## begin
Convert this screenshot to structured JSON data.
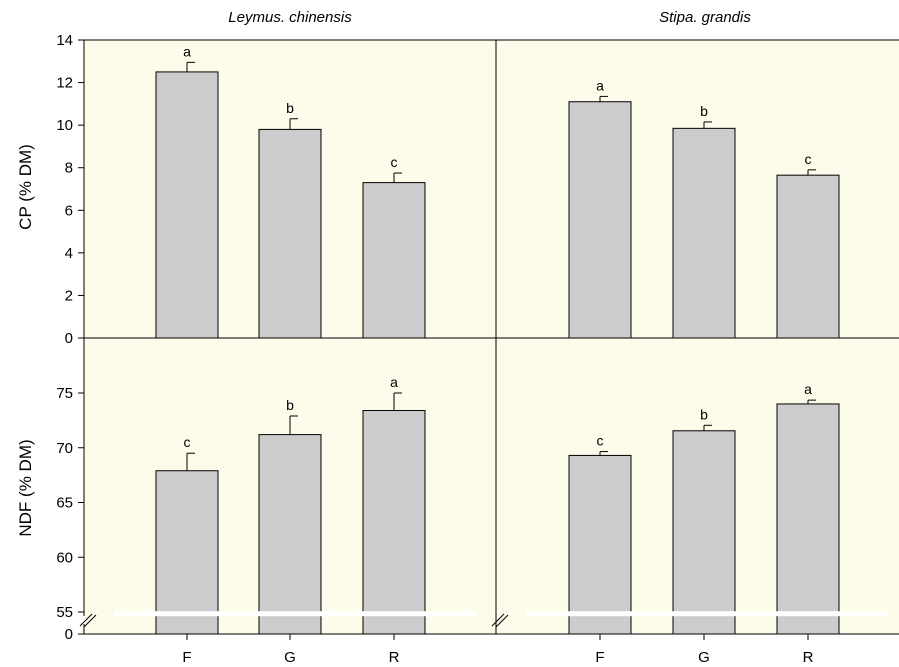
{
  "chart_data": [
    {
      "type": "bar",
      "title": "Leymus. chinensis",
      "ylabel": "CP (% DM)",
      "categories": [
        "F",
        "G",
        "R"
      ],
      "values": [
        12.5,
        9.8,
        7.3
      ],
      "errors": [
        0.45,
        0.5,
        0.45
      ],
      "letters": [
        "a",
        "b",
        "c"
      ],
      "ylim": [
        0,
        14
      ],
      "yticks": [
        0,
        2,
        4,
        6,
        8,
        10,
        12,
        14
      ]
    },
    {
      "type": "bar",
      "title": "Stipa. grandis",
      "ylabel": "CP (% DM)",
      "categories": [
        "F",
        "G",
        "R"
      ],
      "values": [
        11.1,
        9.85,
        7.65
      ],
      "errors": [
        0.25,
        0.3,
        0.25
      ],
      "letters": [
        "a",
        "b",
        "c"
      ],
      "ylim": [
        0,
        14
      ],
      "yticks": [
        0,
        2,
        4,
        6,
        8,
        10,
        12,
        14
      ]
    },
    {
      "type": "bar",
      "title": "",
      "ylabel": "NDF (% DM)",
      "categories": [
        "F",
        "G",
        "R"
      ],
      "values": [
        67.9,
        71.2,
        73.4
      ],
      "errors": [
        1.6,
        1.7,
        1.6
      ],
      "letters": [
        "c",
        "b",
        "a"
      ],
      "ylim": [
        0,
        78
      ],
      "axis_break": [
        0,
        55
      ],
      "yticks": [
        0,
        55,
        60,
        65,
        70,
        75
      ]
    },
    {
      "type": "bar",
      "title": "",
      "ylabel": "NDF (% DM)",
      "categories": [
        "F",
        "G",
        "R"
      ],
      "values": [
        69.3,
        71.55,
        74.0
      ],
      "errors": [
        0.35,
        0.5,
        0.35
      ],
      "letters": [
        "c",
        "b",
        "a"
      ],
      "ylim": [
        0,
        78
      ],
      "axis_break": [
        0,
        55
      ],
      "yticks": [
        0,
        55,
        60,
        65,
        70,
        75
      ]
    }
  ],
  "colors": {
    "panel_background": "#fdfbe9",
    "bar_fill": "#cccccc",
    "bar_stroke": "#000000",
    "break_line": "#ffffff"
  }
}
## end
None of the pictures should appear; repeat the records exactly otherwise.

- [Solution to this exercise]
Convert this screenshot to structured JSON data.
{
  "chart_data": [
    {
      "type": "bar",
      "title": "Leymus. chinensis",
      "ylabel": "CP (% DM)",
      "categories": [
        "F",
        "G",
        "R"
      ],
      "values": [
        12.5,
        9.8,
        7.3
      ],
      "errors": [
        0.45,
        0.5,
        0.45
      ],
      "letters": [
        "a",
        "b",
        "c"
      ],
      "ylim": [
        0,
        14
      ],
      "yticks": [
        0,
        2,
        4,
        6,
        8,
        10,
        12,
        14
      ]
    },
    {
      "type": "bar",
      "title": "Stipa. grandis",
      "ylabel": "CP (% DM)",
      "categories": [
        "F",
        "G",
        "R"
      ],
      "values": [
        11.1,
        9.85,
        7.65
      ],
      "errors": [
        0.25,
        0.3,
        0.25
      ],
      "letters": [
        "a",
        "b",
        "c"
      ],
      "ylim": [
        0,
        14
      ],
      "yticks": [
        0,
        2,
        4,
        6,
        8,
        10,
        12,
        14
      ]
    },
    {
      "type": "bar",
      "title": "",
      "ylabel": "NDF (% DM)",
      "categories": [
        "F",
        "G",
        "R"
      ],
      "values": [
        67.9,
        71.2,
        73.4
      ],
      "errors": [
        1.6,
        1.7,
        1.6
      ],
      "letters": [
        "c",
        "b",
        "a"
      ],
      "ylim": [
        0,
        78
      ],
      "axis_break": [
        0,
        55
      ],
      "yticks": [
        0,
        55,
        60,
        65,
        70,
        75
      ]
    },
    {
      "type": "bar",
      "title": "",
      "ylabel": "NDF (% DM)",
      "categories": [
        "F",
        "G",
        "R"
      ],
      "values": [
        69.3,
        71.55,
        74.0
      ],
      "errors": [
        0.35,
        0.5,
        0.35
      ],
      "letters": [
        "c",
        "b",
        "a"
      ],
      "ylim": [
        0,
        78
      ],
      "axis_break": [
        0,
        55
      ],
      "yticks": [
        0,
        55,
        60,
        65,
        70,
        75
      ]
    }
  ],
  "colors": {
    "panel_background": "#fdfbe9",
    "bar_fill": "#cccccc",
    "bar_stroke": "#000000",
    "break_line": "#ffffff"
  }
}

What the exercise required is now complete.